EXERCISE GOAL: Please set down each record exactly as it appears, but leave out any pictures.

RECORDS SUPPLIED:
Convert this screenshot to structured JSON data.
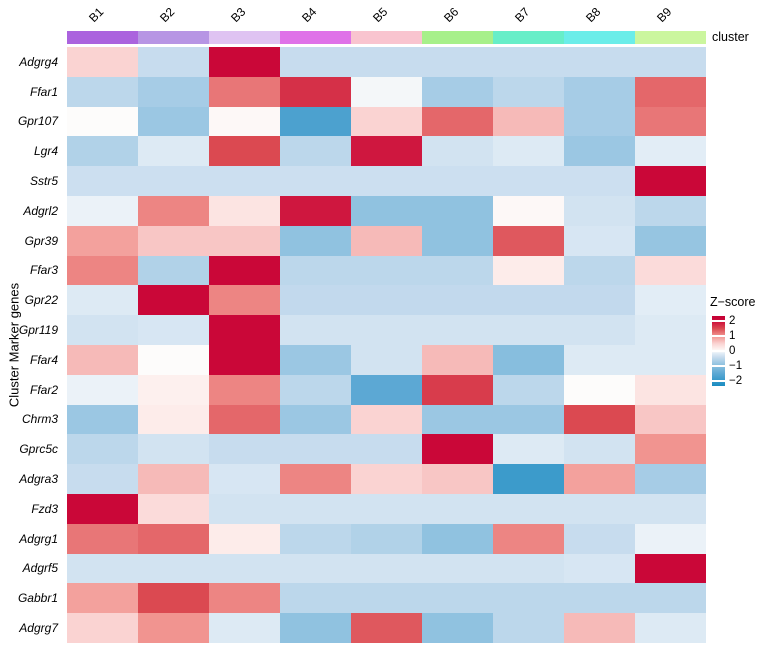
{
  "chart_data": {
    "type": "heatmap",
    "title": "",
    "xlabel": "",
    "ylabel": "Cluster Marker genes",
    "columns": [
      "B1",
      "B2",
      "B3",
      "B4",
      "B5",
      "B6",
      "B7",
      "B8",
      "B9"
    ],
    "cluster_annotation": {
      "label": "cluster",
      "colors": [
        "#AB63DE",
        "#B795E4",
        "#DFC3F2",
        "#DF72E8",
        "#F9C4CF",
        "#A7F08A",
        "#67EEC8",
        "#6BEDE9",
        "#CBF69E"
      ]
    },
    "rows": [
      "Adgrg4",
      "Ffar1",
      "Gpr107",
      "Lgr4",
      "Sstr5",
      "Adgrl2",
      "Gpr39",
      "Ffar3",
      "Gpr22",
      "Gpr119",
      "Ffar4",
      "Ffar2",
      "Chrm3",
      "Gprc5c",
      "Adgra3",
      "Fzd3",
      "Adgrg1",
      "Adgrf5",
      "Gabbr1",
      "Adgrg7"
    ],
    "values": [
      [
        0.5,
        -0.4,
        2.1,
        -0.4,
        -0.4,
        -0.4,
        -0.4,
        -0.4,
        -0.4
      ],
      [
        -0.5,
        -0.7,
        1.2,
        1.7,
        -0.05,
        -0.7,
        -0.5,
        -0.7,
        1.3
      ],
      [
        0.0,
        -0.8,
        0.05,
        -1.7,
        0.5,
        1.3,
        0.7,
        -0.7,
        1.2
      ],
      [
        -0.6,
        -0.2,
        1.5,
        -0.5,
        1.9,
        -0.3,
        -0.2,
        -0.8,
        -0.15
      ],
      [
        -0.35,
        -0.35,
        -0.35,
        -0.35,
        -0.35,
        -0.35,
        -0.35,
        -0.35,
        2.1
      ],
      [
        -0.1,
        1.1,
        0.3,
        1.9,
        -0.9,
        -0.9,
        0.05,
        -0.3,
        -0.5
      ],
      [
        0.9,
        0.6,
        0.6,
        -0.9,
        0.7,
        -0.9,
        1.4,
        -0.25,
        -0.85
      ],
      [
        1.1,
        -0.6,
        2.1,
        -0.5,
        -0.5,
        -0.5,
        0.2,
        -0.5,
        0.4
      ],
      [
        -0.2,
        2.1,
        1.1,
        -0.45,
        -0.45,
        -0.45,
        -0.45,
        -0.45,
        -0.15
      ],
      [
        -0.3,
        -0.25,
        2.1,
        -0.3,
        -0.3,
        -0.3,
        -0.3,
        -0.3,
        -0.2
      ],
      [
        0.7,
        0.0,
        2.1,
        -0.8,
        -0.3,
        0.7,
        -1.0,
        -0.2,
        -0.2
      ],
      [
        -0.1,
        0.15,
        1.1,
        -0.5,
        -1.5,
        1.6,
        -0.5,
        0.0,
        0.3
      ],
      [
        -0.8,
        0.2,
        1.3,
        -0.8,
        0.5,
        -0.8,
        -0.8,
        1.5,
        0.6
      ],
      [
        -0.5,
        -0.3,
        -0.4,
        -0.4,
        -0.4,
        2.1,
        -0.2,
        -0.3,
        1.0
      ],
      [
        -0.4,
        0.7,
        -0.25,
        1.1,
        0.5,
        0.6,
        -1.9,
        0.9,
        -0.7
      ],
      [
        2.1,
        0.4,
        -0.3,
        -0.3,
        -0.3,
        -0.3,
        -0.3,
        -0.3,
        -0.3
      ],
      [
        1.2,
        1.3,
        0.2,
        -0.5,
        -0.6,
        -0.9,
        1.1,
        -0.4,
        -0.1
      ],
      [
        -0.3,
        -0.3,
        -0.3,
        -0.3,
        -0.3,
        -0.3,
        -0.3,
        -0.25,
        2.1
      ],
      [
        0.9,
        1.5,
        1.1,
        -0.5,
        -0.5,
        -0.5,
        -0.5,
        -0.5,
        -0.5
      ],
      [
        0.5,
        1.0,
        -0.2,
        -0.9,
        1.4,
        -0.9,
        -0.5,
        0.7,
        -0.2
      ]
    ],
    "legend": {
      "title": "Z−score",
      "ticks": [
        2,
        1,
        0,
        -1,
        -2
      ],
      "range": [
        -2.33,
        2.33
      ]
    },
    "color_scale": [
      {
        "v": -2.33,
        "c": "#1A8CC1"
      },
      {
        "v": -1.5,
        "c": "#5CA8D4"
      },
      {
        "v": -0.9,
        "c": "#90C2E0"
      },
      {
        "v": -0.4,
        "c": "#C7DCEE"
      },
      {
        "v": -0.15,
        "c": "#E2EDF6"
      },
      {
        "v": 0.0,
        "c": "#FDFCFB"
      },
      {
        "v": 0.15,
        "c": "#FDF0EE"
      },
      {
        "v": 0.5,
        "c": "#FAD3D2"
      },
      {
        "v": 1.0,
        "c": "#F19490"
      },
      {
        "v": 1.5,
        "c": "#DB4951"
      },
      {
        "v": 2.0,
        "c": "#CC0A3A"
      },
      {
        "v": 2.33,
        "c": "#C40034"
      }
    ]
  }
}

TASK ANSWER:
Convert this screenshot to structured JSON data.
{
  "chart_data": {
    "type": "heatmap",
    "title": "",
    "xlabel": "",
    "ylabel": "Cluster Marker genes",
    "columns": [
      "B1",
      "B2",
      "B3",
      "B4",
      "B5",
      "B6",
      "B7",
      "B8",
      "B9"
    ],
    "cluster_annotation": {
      "label": "cluster",
      "colors": [
        "#AB63DE",
        "#B795E4",
        "#DFC3F2",
        "#DF72E8",
        "#F9C4CF",
        "#A7F08A",
        "#67EEC8",
        "#6BEDE9",
        "#CBF69E"
      ]
    },
    "rows": [
      "Adgrg4",
      "Ffar1",
      "Gpr107",
      "Lgr4",
      "Sstr5",
      "Adgrl2",
      "Gpr39",
      "Ffar3",
      "Gpr22",
      "Gpr119",
      "Ffar4",
      "Ffar2",
      "Chrm3",
      "Gprc5c",
      "Adgra3",
      "Fzd3",
      "Adgrg1",
      "Adgrf5",
      "Gabbr1",
      "Adgrg7"
    ],
    "values": [
      [
        0.5,
        -0.4,
        2.1,
        -0.4,
        -0.4,
        -0.4,
        -0.4,
        -0.4,
        -0.4
      ],
      [
        -0.5,
        -0.7,
        1.2,
        1.7,
        -0.05,
        -0.7,
        -0.5,
        -0.7,
        1.3
      ],
      [
        0.0,
        -0.8,
        0.05,
        -1.7,
        0.5,
        1.3,
        0.7,
        -0.7,
        1.2
      ],
      [
        -0.6,
        -0.2,
        1.5,
        -0.5,
        1.9,
        -0.3,
        -0.2,
        -0.8,
        -0.15
      ],
      [
        -0.35,
        -0.35,
        -0.35,
        -0.35,
        -0.35,
        -0.35,
        -0.35,
        -0.35,
        2.1
      ],
      [
        -0.1,
        1.1,
        0.3,
        1.9,
        -0.9,
        -0.9,
        0.05,
        -0.3,
        -0.5
      ],
      [
        0.9,
        0.6,
        0.6,
        -0.9,
        0.7,
        -0.9,
        1.4,
        -0.25,
        -0.85
      ],
      [
        1.1,
        -0.6,
        2.1,
        -0.5,
        -0.5,
        -0.5,
        0.2,
        -0.5,
        0.4
      ],
      [
        -0.2,
        2.1,
        1.1,
        -0.45,
        -0.45,
        -0.45,
        -0.45,
        -0.45,
        -0.15
      ],
      [
        -0.3,
        -0.25,
        2.1,
        -0.3,
        -0.3,
        -0.3,
        -0.3,
        -0.3,
        -0.2
      ],
      [
        0.7,
        0.0,
        2.1,
        -0.8,
        -0.3,
        0.7,
        -1.0,
        -0.2,
        -0.2
      ],
      [
        -0.1,
        0.15,
        1.1,
        -0.5,
        -1.5,
        1.6,
        -0.5,
        0.0,
        0.3
      ],
      [
        -0.8,
        0.2,
        1.3,
        -0.8,
        0.5,
        -0.8,
        -0.8,
        1.5,
        0.6
      ],
      [
        -0.5,
        -0.3,
        -0.4,
        -0.4,
        -0.4,
        2.1,
        -0.2,
        -0.3,
        1.0
      ],
      [
        -0.4,
        0.7,
        -0.25,
        1.1,
        0.5,
        0.6,
        -1.9,
        0.9,
        -0.7
      ],
      [
        2.1,
        0.4,
        -0.3,
        -0.3,
        -0.3,
        -0.3,
        -0.3,
        -0.3,
        -0.3
      ],
      [
        1.2,
        1.3,
        0.2,
        -0.5,
        -0.6,
        -0.9,
        1.1,
        -0.4,
        -0.1
      ],
      [
        -0.3,
        -0.3,
        -0.3,
        -0.3,
        -0.3,
        -0.3,
        -0.3,
        -0.25,
        2.1
      ],
      [
        0.9,
        1.5,
        1.1,
        -0.5,
        -0.5,
        -0.5,
        -0.5,
        -0.5,
        -0.5
      ],
      [
        0.5,
        1.0,
        -0.2,
        -0.9,
        1.4,
        -0.9,
        -0.5,
        0.7,
        -0.2
      ]
    ],
    "legend": {
      "title": "Z−score",
      "ticks": [
        2,
        1,
        0,
        -1,
        -2
      ],
      "range": [
        -2.33,
        2.33
      ]
    },
    "color_scale": [
      {
        "v": -2.33,
        "c": "#1A8CC1"
      },
      {
        "v": -1.5,
        "c": "#5CA8D4"
      },
      {
        "v": -0.9,
        "c": "#90C2E0"
      },
      {
        "v": -0.4,
        "c": "#C7DCEE"
      },
      {
        "v": -0.15,
        "c": "#E2EDF6"
      },
      {
        "v": 0.0,
        "c": "#FDFCFB"
      },
      {
        "v": 0.15,
        "c": "#FDF0EE"
      },
      {
        "v": 0.5,
        "c": "#FAD3D2"
      },
      {
        "v": 1.0,
        "c": "#F19490"
      },
      {
        "v": 1.5,
        "c": "#DB4951"
      },
      {
        "v": 2.0,
        "c": "#CC0A3A"
      },
      {
        "v": 2.33,
        "c": "#C40034"
      }
    ]
  }
}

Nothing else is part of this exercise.